#### Input data ####
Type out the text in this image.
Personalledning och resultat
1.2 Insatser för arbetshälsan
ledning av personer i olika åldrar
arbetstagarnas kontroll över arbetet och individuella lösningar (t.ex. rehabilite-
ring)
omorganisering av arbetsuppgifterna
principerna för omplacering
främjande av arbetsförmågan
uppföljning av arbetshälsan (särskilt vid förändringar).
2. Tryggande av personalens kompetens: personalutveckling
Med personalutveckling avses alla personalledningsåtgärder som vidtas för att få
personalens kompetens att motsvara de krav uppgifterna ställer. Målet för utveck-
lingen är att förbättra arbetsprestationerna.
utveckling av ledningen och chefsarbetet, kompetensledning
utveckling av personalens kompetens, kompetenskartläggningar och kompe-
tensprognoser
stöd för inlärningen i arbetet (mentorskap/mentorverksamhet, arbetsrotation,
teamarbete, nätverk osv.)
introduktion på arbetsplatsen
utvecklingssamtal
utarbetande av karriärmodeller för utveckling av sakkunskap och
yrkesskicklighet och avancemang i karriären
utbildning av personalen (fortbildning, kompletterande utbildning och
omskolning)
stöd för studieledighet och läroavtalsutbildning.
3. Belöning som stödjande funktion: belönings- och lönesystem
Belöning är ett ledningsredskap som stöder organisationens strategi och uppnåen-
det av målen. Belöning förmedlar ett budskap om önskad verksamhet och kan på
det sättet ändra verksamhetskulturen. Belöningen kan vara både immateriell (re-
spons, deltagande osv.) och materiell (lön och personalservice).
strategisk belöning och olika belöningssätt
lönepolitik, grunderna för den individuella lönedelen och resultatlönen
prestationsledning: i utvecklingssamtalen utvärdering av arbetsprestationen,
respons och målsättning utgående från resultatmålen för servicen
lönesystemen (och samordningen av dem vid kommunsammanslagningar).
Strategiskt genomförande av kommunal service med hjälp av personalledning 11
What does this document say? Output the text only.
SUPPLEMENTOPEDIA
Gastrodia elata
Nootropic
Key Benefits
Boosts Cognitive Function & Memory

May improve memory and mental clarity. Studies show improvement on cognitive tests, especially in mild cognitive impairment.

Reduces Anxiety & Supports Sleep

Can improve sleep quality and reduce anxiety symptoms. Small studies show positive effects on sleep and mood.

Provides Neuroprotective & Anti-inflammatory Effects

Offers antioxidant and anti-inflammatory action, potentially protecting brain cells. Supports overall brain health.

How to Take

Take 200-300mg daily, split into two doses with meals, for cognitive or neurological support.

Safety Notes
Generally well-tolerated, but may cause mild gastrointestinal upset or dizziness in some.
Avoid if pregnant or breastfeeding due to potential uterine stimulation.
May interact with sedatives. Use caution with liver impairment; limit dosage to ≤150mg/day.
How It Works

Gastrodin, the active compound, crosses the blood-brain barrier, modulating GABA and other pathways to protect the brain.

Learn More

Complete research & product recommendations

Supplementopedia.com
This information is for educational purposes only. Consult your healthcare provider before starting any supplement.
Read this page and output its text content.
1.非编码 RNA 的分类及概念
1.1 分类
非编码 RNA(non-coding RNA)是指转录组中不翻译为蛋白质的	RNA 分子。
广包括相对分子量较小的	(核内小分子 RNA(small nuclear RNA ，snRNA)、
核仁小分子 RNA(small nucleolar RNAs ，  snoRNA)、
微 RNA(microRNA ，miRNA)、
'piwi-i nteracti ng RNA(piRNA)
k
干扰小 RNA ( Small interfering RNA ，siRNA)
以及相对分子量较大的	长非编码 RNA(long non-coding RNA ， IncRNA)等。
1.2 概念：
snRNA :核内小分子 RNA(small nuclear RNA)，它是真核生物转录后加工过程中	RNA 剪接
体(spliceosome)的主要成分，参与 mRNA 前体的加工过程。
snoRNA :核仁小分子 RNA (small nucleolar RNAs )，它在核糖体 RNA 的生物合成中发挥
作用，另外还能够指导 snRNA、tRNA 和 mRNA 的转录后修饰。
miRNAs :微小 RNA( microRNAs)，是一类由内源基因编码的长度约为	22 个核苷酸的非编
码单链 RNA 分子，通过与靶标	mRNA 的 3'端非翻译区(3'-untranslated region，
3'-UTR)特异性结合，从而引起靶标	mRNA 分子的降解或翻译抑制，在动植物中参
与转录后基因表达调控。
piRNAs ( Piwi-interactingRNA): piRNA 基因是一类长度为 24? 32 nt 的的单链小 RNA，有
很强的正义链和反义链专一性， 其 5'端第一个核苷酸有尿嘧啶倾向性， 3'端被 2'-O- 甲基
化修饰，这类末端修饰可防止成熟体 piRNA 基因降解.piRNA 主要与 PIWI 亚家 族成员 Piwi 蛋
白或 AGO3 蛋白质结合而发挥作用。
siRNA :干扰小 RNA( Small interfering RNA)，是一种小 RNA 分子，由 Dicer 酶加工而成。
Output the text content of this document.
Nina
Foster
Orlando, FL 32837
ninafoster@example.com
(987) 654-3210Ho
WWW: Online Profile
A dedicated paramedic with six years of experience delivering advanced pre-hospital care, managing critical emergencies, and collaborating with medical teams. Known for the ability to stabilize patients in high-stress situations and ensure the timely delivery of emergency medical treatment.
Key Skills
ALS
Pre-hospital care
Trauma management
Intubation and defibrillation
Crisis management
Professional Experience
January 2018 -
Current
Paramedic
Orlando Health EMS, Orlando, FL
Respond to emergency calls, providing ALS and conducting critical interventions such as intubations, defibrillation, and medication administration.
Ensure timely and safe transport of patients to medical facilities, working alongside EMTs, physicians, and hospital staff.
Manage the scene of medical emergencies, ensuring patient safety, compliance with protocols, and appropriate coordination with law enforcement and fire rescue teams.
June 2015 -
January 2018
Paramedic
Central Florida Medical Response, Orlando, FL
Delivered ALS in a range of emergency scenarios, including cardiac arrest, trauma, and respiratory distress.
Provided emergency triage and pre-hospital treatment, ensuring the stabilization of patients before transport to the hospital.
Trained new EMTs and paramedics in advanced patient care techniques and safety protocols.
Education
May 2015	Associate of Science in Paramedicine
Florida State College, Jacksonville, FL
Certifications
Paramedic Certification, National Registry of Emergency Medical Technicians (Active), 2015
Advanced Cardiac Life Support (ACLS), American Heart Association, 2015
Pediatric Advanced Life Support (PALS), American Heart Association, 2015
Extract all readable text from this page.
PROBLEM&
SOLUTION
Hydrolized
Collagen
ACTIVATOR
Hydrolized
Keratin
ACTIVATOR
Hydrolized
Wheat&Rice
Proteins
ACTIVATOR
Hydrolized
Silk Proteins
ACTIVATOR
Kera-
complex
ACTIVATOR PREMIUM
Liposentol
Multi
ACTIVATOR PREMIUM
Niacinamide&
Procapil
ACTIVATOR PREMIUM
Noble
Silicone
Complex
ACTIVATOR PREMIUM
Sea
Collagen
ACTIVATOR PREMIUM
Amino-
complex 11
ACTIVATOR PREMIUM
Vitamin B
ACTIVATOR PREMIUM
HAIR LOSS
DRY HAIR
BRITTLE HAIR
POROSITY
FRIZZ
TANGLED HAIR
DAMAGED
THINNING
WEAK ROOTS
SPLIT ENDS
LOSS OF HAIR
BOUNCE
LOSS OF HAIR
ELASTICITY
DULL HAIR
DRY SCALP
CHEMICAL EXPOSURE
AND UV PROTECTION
####
▶ The task
Set out the entries once more, word for word.

▶ Exercise answer
Type out the text in this image.
Personalledning och resultat
1.2 Insatser för arbetshälsan
ledning av personer i olika åldrar
arbetstagarnas kontroll över arbetet och individuella lösningar (t.ex. rehabilite-
ring)
omorganisering av arbetsuppgifterna
principerna för omplacering
främjande av arbetsförmågan
uppföljning av arbetshälsan (särskilt vid förändringar).
2. Tryggande av personalens kompetens: personalutveckling
Med personalutveckling avses alla personalledningsåtgärder som vidtas för att få
personalens kompetens att motsvara de krav uppgifterna ställer. Målet för utveck-
lingen är att förbättra arbetsprestationerna.
utveckling av ledningen och chefsarbetet, kompetensledning
utveckling av personalens kompetens, kompetenskartläggningar och kompe-
tensprognoser
stöd för inlärningen i arbetet (mentorskap/mentorverksamhet, arbetsrotation,
teamarbete, nätverk osv.)
introduktion på arbetsplatsen
utvecklingssamtal
utarbetande av karriärmodeller för utveckling av sakkunskap och
yrkesskicklighet och avancemang i karriären
utbildning av personalen (fortbildning, kompletterande utbildning och
omskolning)
stöd för studieledighet och läroavtalsutbildning.
3. Belöning som stödjande funktion: belönings- och lönesystem
Belöning är ett ledningsredskap som stöder organisationens strategi och uppnåen-
det av målen. Belöning förmedlar ett budskap om önskad verksamhet och kan på
det sättet ändra verksamhetskulturen. Belöningen kan vara både immateriell (re-
spons, deltagande osv.) och materiell (lön och personalservice).
strategisk belöning och olika belöningssätt
lönepolitik, grunderna för den individuella lönedelen och resultatlönen
prestationsledning: i utvecklingssamtalen utvärdering av arbetsprestationen,
respons och målsättning utgående från resultatmålen för servicen
lönesystemen (och samordningen av dem vid kommunsammanslagningar).
Strategiskt genomförande av kommunal service med hjälp av personalledning 11
What does this document say? Output the text only.
SUPPLEMENTOPEDIA
Gastrodia elata
Nootropic
Key Benefits
Boosts Cognitive Function & Memory

May improve memory and mental clarity. Studies show improvement on cognitive tests, especially in mild cognitive impairment.

Reduces Anxiety & Supports Sleep

Can improve sleep quality and reduce anxiety symptoms. Small studies show positive effects on sleep and mood.

Provides Neuroprotective & Anti-inflammatory Effects

Offers antioxidant and anti-inflammatory action, potentially protecting brain cells. Supports overall brain health.

How to Take

Take 200-300mg daily, split into two doses with meals, for cognitive or neurological support.

Safety Notes
Generally well-tolerated, but may cause mild gastrointestinal upset or dizziness in some.
Avoid if pregnant or breastfeeding due to potential uterine stimulation.
May interact with sedatives. Use caution with liver impairment; limit dosage to ≤150mg/day.
How It Works

Gastrodin, the active compound, crosses the blood-brain barrier, modulating GABA and other pathways to protect the brain.

Learn More

Complete research & product recommendations

Supplementopedia.com
This information is for educational purposes only. Consult your healthcare provider before starting any supplement.
Read this page and output its text content.
1.非编码 RNA 的分类及概念
1.1 分类
非编码 RNA(non-coding RNA)是指转录组中不翻译为蛋白质的	RNA 分子。
广包括相对分子量较小的	(核内小分子 RNA(small nuclear RNA ，snRNA)、
核仁小分子 RNA(small nucleolar RNAs ，  snoRNA)、
微 RNA(microRNA ，miRNA)、
'piwi-i nteracti ng RNA(piRNA)
k
干扰小 RNA ( Small interfering RNA ，siRNA)
以及相对分子量较大的	长非编码 RNA(long non-coding RNA ， IncRNA)等。
1.2 概念：
snRNA :核内小分子 RNA(small nuclear RNA)，它是真核生物转录后加工过程中	RNA 剪接
体(spliceosome)的主要成分，参与 mRNA 前体的加工过程。
snoRNA :核仁小分子 RNA (small nucleolar RNAs )，它在核糖体 RNA 的生物合成中发挥
作用，另外还能够指导 snRNA、tRNA 和 mRNA 的转录后修饰。
miRNAs :微小 RNA( microRNAs)，是一类由内源基因编码的长度约为	22 个核苷酸的非编
码单链 RNA 分子，通过与靶标	mRNA 的 3'端非翻译区(3'-untranslated region，
3'-UTR)特异性结合，从而引起靶标	mRNA 分子的降解或翻译抑制，在动植物中参
与转录后基因表达调控。
piRNAs ( Piwi-interactingRNA): piRNA 基因是一类长度为 24? 32 nt 的的单链小 RNA，有
很强的正义链和反义链专一性， 其 5'端第一个核苷酸有尿嘧啶倾向性， 3'端被 2'-O- 甲基
化修饰，这类末端修饰可防止成熟体 piRNA 基因降解.piRNA 主要与 PIWI 亚家 族成员 Piwi 蛋
白或 AGO3 蛋白质结合而发挥作用。
siRNA :干扰小 RNA( Small interfering RNA)，是一种小 RNA 分子，由 Dicer 酶加工而成。
Output the text content of this document.
Nina
Foster
Orlando, FL 32837
ninafoster@example.com
(987) 654-3210Ho
WWW: Online Profile
A dedicated paramedic with six years of experience delivering advanced pre-hospital care, managing critical emergencies, and collaborating with medical teams. Known for the ability to stabilize patients in high-stress situations and ensure the timely delivery of emergency medical treatment.
Key Skills
ALS
Pre-hospital care
Trauma management
Intubation and defibrillation
Crisis management
Professional Experience
January 2018 -
Current
Paramedic
Orlando Health EMS, Orlando, FL
Respond to emergency calls, providing ALS and conducting critical interventions such as intubations, defibrillation, and medication administration.
Ensure timely and safe transport of patients to medical facilities, working alongside EMTs, physicians, and hospital staff.
Manage the scene of medical emergencies, ensuring patient safety, compliance with protocols, and appropriate coordination with law enforcement and fire rescue teams.
June 2015 -
January 2018
Paramedic
Central Florida Medical Response, Orlando, FL
Delivered ALS in a range of emergency scenarios, including cardiac arrest, trauma, and respiratory distress.
Provided emergency triage and pre-hospital treatment, ensuring the stabilization of patients before transport to the hospital.
Trained new EMTs and paramedics in advanced patient care techniques and safety protocols.
Education
May 2015	Associate of Science in Paramedicine
Florida State College, Jacksonville, FL
Certifications
Paramedic Certification, National Registry of Emergency Medical Technicians (Active), 2015
Advanced Cardiac Life Support (ACLS), American Heart Association, 2015
Pediatric Advanced Life Support (PALS), American Heart Association, 2015
Extract all readable text from this page.
PROBLEM&
SOLUTION
Hydrolized
Collagen
ACTIVATOR
Hydrolized
Keratin
ACTIVATOR
Hydrolized
Wheat&Rice
Proteins
ACTIVATOR
Hydrolized
Silk Proteins
ACTIVATOR
Kera-
complex
ACTIVATOR PREMIUM
Liposentol
Multi
ACTIVATOR PREMIUM
Niacinamide&
Procapil
ACTIVATOR PREMIUM
Noble
Silicone
Complex
ACTIVATOR PREMIUM
Sea
Collagen
ACTIVATOR PREMIUM
Amino-
complex 11
ACTIVATOR PREMIUM
Vitamin B
ACTIVATOR PREMIUM
HAIR LOSS
DRY HAIR
BRITTLE HAIR
POROSITY
FRIZZ
TANGLED HAIR
DAMAGED
THINNING
WEAK ROOTS
SPLIT ENDS
LOSS OF HAIR
BOUNCE
LOSS OF HAIR
ELASTICITY
DULL HAIR
DRY SCALP
CHEMICAL EXPOSURE
AND UV PROTECTION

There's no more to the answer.